== RAW DATA ==

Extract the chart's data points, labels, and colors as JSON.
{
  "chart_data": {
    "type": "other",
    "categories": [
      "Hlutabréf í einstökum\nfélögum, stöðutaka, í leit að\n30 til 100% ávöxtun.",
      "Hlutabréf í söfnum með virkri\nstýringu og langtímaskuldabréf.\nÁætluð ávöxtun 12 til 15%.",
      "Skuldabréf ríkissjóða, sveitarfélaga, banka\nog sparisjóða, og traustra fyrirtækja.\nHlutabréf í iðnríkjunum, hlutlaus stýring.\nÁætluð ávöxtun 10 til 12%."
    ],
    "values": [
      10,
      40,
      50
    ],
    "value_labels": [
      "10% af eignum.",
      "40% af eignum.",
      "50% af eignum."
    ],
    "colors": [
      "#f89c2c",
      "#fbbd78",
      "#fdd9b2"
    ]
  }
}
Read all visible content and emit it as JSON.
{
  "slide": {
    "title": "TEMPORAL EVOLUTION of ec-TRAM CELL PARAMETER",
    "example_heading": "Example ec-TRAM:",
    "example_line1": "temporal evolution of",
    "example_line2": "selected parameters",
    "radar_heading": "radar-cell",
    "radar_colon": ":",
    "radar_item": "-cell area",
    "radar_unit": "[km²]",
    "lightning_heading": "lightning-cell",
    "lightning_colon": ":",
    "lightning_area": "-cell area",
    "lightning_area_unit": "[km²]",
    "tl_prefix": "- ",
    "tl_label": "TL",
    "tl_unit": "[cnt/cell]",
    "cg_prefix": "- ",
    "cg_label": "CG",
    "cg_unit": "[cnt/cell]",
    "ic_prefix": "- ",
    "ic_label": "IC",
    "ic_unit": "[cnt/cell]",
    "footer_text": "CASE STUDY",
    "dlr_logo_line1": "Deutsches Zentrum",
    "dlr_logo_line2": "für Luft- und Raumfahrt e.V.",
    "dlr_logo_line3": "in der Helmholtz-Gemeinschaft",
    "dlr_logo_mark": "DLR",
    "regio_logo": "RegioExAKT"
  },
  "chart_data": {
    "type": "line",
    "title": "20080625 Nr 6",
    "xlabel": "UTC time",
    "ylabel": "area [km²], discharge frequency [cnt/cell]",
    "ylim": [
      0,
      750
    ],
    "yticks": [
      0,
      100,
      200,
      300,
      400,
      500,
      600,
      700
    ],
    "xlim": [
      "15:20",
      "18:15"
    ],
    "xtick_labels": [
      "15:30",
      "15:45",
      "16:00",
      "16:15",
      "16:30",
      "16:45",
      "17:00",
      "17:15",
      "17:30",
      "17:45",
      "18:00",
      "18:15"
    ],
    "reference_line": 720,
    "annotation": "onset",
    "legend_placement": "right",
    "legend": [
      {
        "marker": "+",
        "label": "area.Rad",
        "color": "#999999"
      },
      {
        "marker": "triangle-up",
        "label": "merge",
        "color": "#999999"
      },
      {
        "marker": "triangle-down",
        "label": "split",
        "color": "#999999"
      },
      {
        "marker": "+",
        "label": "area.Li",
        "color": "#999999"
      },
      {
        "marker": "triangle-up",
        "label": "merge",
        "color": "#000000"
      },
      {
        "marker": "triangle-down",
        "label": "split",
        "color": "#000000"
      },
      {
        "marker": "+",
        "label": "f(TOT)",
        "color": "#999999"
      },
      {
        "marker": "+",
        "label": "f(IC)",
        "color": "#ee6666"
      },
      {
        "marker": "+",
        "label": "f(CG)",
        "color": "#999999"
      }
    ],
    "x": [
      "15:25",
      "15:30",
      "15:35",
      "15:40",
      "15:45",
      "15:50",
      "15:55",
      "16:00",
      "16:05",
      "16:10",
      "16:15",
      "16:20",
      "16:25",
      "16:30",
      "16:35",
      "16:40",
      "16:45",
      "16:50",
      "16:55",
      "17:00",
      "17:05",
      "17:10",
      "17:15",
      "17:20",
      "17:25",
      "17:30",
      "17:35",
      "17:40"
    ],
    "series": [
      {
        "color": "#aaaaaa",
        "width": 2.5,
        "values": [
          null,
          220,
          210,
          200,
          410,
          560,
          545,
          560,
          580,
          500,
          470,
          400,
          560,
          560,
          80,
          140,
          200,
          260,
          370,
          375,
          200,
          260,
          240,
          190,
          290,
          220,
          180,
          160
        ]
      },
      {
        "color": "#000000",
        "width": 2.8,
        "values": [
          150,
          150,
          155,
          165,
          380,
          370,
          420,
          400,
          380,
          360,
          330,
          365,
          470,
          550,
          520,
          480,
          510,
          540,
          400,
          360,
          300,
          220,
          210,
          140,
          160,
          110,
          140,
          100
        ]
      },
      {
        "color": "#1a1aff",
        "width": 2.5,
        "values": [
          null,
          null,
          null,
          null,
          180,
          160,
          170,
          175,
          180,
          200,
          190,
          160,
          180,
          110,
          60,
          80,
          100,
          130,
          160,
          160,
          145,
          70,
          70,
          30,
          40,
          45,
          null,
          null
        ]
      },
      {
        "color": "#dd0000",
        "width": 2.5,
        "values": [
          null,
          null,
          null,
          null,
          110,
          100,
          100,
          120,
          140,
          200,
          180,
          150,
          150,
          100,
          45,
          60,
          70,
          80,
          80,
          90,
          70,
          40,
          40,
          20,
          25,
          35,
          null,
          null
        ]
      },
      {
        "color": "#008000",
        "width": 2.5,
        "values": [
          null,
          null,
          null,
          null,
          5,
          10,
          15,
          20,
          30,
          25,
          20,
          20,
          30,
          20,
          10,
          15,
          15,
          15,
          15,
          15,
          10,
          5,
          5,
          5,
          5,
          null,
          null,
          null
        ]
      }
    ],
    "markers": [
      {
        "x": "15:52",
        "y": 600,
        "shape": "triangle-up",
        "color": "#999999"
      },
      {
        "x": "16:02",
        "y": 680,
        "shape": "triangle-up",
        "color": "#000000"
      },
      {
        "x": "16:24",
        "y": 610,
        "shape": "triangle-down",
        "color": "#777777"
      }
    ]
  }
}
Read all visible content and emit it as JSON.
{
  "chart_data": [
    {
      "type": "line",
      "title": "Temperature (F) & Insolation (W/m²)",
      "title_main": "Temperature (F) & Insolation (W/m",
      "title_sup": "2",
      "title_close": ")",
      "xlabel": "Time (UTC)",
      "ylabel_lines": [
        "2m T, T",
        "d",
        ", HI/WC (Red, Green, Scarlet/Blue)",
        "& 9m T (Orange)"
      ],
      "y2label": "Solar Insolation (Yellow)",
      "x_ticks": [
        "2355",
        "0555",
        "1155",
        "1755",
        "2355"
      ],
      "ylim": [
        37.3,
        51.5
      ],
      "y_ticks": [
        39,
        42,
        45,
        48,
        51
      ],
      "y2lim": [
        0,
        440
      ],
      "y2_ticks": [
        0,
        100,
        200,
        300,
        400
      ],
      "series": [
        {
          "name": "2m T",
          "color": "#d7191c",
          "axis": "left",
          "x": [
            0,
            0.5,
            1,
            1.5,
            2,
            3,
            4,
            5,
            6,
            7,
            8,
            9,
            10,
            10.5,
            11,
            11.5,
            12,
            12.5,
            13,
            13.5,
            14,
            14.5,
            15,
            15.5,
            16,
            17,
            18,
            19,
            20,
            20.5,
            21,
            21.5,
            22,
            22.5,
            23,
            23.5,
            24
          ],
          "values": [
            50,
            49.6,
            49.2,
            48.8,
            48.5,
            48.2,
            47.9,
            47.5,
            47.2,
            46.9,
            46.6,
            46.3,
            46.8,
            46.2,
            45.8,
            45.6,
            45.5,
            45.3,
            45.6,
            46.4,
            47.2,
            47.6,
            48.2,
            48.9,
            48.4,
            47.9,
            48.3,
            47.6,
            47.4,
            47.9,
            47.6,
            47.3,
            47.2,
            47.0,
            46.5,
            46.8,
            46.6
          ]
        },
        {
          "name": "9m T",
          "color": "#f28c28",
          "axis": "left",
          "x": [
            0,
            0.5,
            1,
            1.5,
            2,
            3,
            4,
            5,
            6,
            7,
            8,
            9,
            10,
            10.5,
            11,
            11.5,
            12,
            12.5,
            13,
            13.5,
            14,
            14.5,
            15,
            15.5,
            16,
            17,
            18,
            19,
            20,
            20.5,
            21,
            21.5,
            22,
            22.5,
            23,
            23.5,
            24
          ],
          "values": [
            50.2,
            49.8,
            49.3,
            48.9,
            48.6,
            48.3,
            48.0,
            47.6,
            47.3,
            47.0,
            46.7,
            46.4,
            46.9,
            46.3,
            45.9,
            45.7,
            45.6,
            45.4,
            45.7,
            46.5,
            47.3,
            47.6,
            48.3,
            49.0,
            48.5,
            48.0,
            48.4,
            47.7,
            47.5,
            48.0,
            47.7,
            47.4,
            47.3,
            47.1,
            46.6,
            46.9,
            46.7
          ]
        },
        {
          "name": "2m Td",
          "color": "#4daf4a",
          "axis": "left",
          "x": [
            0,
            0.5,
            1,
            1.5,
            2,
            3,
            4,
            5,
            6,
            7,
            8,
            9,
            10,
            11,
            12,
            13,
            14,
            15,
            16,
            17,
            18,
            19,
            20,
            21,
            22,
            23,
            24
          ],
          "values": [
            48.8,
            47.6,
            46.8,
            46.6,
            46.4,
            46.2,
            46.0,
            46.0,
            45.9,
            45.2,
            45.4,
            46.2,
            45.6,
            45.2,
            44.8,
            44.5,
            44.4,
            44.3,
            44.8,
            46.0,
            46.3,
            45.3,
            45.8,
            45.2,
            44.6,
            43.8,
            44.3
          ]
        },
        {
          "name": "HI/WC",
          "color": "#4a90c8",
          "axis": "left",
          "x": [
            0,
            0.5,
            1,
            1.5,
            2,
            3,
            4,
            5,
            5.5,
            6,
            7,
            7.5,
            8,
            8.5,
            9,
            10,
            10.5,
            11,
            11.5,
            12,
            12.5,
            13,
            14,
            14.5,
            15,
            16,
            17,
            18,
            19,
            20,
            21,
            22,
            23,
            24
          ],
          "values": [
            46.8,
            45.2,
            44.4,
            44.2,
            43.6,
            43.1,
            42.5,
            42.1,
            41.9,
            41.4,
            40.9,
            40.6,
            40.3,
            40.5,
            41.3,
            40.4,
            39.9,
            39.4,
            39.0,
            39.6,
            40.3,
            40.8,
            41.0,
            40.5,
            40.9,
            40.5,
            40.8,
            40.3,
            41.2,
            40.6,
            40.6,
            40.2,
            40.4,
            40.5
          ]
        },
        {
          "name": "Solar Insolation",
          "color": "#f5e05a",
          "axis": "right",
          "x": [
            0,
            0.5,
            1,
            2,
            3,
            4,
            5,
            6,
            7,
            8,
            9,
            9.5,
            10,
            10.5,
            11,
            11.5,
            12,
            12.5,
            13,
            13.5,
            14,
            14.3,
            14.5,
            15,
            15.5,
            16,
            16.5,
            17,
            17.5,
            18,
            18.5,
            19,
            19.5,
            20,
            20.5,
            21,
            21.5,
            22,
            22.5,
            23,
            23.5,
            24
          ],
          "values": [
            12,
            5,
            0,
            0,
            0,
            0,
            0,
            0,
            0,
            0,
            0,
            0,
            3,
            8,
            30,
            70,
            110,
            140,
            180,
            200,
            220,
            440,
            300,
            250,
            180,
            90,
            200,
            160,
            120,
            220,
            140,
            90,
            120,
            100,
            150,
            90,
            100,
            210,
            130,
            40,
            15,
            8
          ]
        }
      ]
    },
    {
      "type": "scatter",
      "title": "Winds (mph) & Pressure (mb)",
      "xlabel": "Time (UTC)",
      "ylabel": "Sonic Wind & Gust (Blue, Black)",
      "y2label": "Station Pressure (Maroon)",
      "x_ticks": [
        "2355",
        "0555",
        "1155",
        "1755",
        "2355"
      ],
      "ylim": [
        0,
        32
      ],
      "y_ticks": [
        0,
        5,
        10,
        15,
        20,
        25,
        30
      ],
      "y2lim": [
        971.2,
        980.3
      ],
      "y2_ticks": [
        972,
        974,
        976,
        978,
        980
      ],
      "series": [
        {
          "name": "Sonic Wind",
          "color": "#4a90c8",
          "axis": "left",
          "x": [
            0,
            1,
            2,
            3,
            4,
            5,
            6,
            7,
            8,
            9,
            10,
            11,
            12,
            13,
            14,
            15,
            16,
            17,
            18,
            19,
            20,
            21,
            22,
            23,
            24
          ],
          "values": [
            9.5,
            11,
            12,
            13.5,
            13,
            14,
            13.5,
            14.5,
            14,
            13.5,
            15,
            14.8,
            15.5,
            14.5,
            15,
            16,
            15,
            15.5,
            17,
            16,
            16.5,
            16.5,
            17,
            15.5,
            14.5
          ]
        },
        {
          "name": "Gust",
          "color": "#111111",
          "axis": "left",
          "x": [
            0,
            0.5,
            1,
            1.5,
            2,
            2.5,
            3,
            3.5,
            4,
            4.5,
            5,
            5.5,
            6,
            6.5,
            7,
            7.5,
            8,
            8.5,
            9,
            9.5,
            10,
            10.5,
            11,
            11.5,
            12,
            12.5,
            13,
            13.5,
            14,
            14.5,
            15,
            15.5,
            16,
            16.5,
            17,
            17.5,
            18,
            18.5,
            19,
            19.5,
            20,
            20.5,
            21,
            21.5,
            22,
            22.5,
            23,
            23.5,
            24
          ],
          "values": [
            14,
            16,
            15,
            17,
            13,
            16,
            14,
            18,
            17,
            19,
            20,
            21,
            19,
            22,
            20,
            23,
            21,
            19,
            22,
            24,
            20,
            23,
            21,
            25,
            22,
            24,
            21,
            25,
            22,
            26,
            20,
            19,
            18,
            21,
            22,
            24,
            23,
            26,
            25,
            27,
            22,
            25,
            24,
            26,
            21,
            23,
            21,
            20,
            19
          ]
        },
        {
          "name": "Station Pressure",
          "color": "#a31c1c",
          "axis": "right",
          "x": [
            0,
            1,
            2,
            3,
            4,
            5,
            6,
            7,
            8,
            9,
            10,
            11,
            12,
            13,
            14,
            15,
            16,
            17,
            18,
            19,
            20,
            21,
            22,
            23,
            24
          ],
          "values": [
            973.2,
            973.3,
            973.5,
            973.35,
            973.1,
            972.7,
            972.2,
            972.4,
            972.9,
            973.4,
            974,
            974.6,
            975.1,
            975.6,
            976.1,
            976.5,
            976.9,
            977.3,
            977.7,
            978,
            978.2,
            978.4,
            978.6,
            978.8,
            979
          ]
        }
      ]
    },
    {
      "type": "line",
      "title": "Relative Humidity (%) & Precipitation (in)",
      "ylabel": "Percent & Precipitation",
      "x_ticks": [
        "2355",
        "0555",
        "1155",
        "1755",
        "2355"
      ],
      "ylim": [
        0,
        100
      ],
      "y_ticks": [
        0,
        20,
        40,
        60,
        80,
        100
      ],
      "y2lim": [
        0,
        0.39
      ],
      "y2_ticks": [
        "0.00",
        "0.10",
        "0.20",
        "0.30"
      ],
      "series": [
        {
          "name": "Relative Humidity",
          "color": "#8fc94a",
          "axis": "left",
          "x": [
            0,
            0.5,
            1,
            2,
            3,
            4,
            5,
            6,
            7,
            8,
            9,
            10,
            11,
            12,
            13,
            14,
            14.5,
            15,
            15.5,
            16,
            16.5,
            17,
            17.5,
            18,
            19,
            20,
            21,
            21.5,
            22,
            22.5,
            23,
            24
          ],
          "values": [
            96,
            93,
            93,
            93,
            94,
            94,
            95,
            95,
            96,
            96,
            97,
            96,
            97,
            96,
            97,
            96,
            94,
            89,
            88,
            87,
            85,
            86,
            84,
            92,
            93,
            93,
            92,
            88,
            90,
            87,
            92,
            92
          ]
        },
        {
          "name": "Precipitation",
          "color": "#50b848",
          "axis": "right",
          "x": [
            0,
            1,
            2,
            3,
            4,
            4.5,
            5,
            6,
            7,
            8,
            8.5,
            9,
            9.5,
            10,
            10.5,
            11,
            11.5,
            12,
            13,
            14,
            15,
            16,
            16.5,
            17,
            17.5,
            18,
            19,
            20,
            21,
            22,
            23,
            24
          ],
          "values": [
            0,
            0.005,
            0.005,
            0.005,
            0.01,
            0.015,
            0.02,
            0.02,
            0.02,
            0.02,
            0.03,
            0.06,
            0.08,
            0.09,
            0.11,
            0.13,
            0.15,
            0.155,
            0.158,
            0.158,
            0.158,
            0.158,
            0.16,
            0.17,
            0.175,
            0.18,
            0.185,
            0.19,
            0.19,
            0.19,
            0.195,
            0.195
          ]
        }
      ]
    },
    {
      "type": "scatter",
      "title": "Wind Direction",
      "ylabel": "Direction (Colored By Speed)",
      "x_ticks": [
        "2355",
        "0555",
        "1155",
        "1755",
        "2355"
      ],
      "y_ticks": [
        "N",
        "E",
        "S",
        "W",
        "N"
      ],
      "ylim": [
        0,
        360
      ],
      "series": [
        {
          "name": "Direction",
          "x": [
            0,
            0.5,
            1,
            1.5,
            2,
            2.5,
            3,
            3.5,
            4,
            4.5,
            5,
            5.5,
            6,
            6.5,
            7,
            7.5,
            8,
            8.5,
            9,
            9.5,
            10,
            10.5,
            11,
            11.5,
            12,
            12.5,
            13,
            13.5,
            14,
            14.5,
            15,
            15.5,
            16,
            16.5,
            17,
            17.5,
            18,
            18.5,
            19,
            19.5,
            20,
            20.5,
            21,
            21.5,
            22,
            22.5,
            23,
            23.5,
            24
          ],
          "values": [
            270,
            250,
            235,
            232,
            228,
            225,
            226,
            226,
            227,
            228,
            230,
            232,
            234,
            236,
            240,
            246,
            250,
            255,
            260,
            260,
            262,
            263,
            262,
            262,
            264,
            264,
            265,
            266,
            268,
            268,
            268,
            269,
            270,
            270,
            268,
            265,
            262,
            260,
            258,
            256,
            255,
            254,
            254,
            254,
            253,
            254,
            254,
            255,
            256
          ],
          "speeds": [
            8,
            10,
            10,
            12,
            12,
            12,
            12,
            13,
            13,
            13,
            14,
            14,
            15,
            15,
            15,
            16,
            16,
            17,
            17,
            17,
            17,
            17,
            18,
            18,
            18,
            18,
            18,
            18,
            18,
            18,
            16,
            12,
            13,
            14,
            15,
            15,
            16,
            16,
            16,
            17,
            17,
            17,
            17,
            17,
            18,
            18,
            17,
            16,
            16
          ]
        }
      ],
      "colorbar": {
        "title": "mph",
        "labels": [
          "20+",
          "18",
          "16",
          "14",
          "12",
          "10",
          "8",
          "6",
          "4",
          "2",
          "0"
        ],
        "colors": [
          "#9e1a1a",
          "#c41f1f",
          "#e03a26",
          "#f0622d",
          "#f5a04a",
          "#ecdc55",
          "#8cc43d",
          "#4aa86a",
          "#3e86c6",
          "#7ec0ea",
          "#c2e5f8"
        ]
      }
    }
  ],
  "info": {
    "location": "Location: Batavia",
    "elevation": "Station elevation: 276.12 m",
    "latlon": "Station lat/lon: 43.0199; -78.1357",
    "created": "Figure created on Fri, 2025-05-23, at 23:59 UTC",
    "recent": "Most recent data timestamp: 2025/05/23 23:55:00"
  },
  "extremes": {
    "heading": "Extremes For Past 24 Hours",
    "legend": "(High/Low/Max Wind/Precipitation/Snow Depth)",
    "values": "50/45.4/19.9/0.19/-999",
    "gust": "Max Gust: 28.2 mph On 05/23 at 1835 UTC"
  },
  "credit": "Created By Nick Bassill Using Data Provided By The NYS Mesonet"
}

== GIVEN REQUEST ==
Look through the records and gather every line containing "Precipitation".

== WORKED SOLUTION ==
      "title": "Relative Humidity (%) & Precipitation (in)",
      "ylabel": "Percent & Precipitation",
          "name": "Precipitation",
    "legend": "(High/Low/Max Wind/Precipitation/Snow Depth)",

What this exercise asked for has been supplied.